-- START --
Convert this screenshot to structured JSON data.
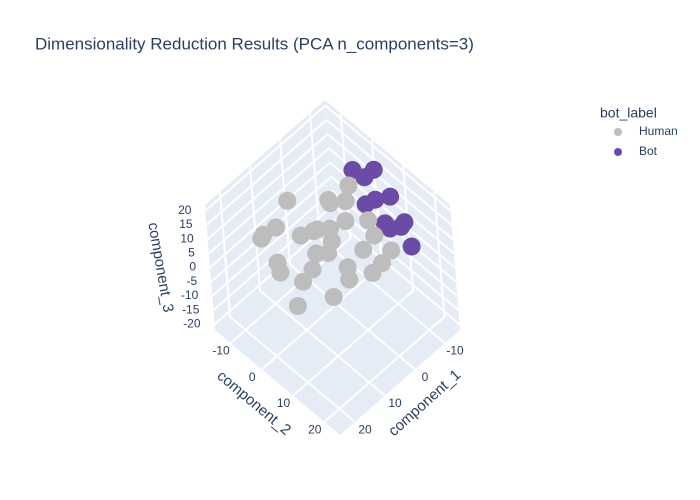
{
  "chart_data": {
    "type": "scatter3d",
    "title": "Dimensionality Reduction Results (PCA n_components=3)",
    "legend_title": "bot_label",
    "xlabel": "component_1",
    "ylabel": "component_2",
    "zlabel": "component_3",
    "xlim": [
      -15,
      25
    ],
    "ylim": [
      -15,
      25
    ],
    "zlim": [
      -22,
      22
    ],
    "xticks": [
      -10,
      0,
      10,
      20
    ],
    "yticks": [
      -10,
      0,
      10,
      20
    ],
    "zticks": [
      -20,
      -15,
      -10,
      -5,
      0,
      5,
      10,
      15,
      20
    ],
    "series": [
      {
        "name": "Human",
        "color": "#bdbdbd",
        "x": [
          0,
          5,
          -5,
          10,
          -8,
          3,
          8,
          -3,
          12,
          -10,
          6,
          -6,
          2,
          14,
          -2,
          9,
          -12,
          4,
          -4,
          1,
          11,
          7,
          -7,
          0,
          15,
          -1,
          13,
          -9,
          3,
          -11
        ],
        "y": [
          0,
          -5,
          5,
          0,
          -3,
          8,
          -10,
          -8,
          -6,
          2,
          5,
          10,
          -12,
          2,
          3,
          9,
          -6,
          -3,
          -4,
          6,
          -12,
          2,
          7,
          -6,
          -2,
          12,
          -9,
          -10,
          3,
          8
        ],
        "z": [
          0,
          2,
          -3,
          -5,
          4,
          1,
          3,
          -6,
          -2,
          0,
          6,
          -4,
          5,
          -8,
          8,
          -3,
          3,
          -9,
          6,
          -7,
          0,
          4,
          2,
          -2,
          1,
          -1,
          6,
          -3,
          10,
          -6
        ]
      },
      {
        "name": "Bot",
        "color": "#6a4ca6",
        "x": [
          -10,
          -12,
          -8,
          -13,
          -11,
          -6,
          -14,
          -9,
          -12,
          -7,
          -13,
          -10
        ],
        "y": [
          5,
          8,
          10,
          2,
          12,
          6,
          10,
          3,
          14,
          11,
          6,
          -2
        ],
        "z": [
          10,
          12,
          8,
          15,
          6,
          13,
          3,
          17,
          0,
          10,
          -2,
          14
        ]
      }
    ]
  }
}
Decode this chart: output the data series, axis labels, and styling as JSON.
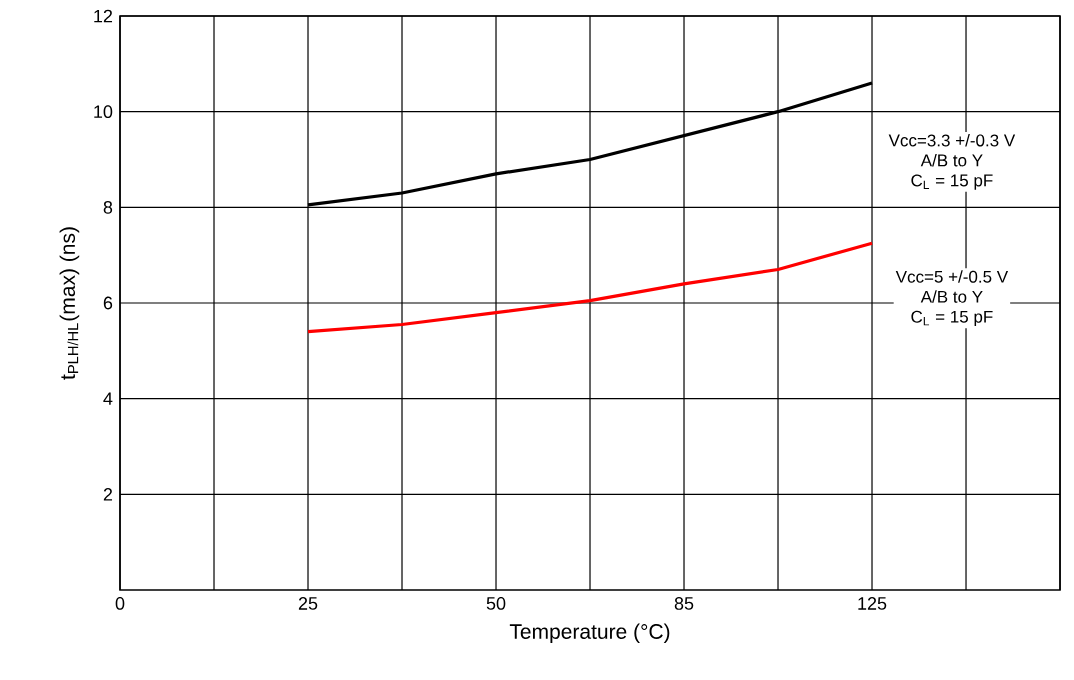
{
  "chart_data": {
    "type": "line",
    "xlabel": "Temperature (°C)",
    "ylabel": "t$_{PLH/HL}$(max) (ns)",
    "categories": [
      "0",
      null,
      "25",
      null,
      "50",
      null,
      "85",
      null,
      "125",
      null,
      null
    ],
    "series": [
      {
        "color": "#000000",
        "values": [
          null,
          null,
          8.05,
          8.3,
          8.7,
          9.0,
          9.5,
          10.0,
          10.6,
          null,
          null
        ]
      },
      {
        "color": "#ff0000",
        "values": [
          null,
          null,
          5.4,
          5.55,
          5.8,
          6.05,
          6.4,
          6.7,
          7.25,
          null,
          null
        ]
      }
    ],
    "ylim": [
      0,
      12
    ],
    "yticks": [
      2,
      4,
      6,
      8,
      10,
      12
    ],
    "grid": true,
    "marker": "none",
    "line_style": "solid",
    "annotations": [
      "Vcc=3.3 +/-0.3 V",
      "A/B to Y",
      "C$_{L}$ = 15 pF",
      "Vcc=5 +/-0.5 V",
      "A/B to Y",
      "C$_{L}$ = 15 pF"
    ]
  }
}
-- END --
The task
Identify the lines of the data that contain the word "JSON". Copy each of them.

Reply to the task
Convert this screenshot to structured JSON data.
Decode this chart: output the data series, axis labels, and styling as JSON.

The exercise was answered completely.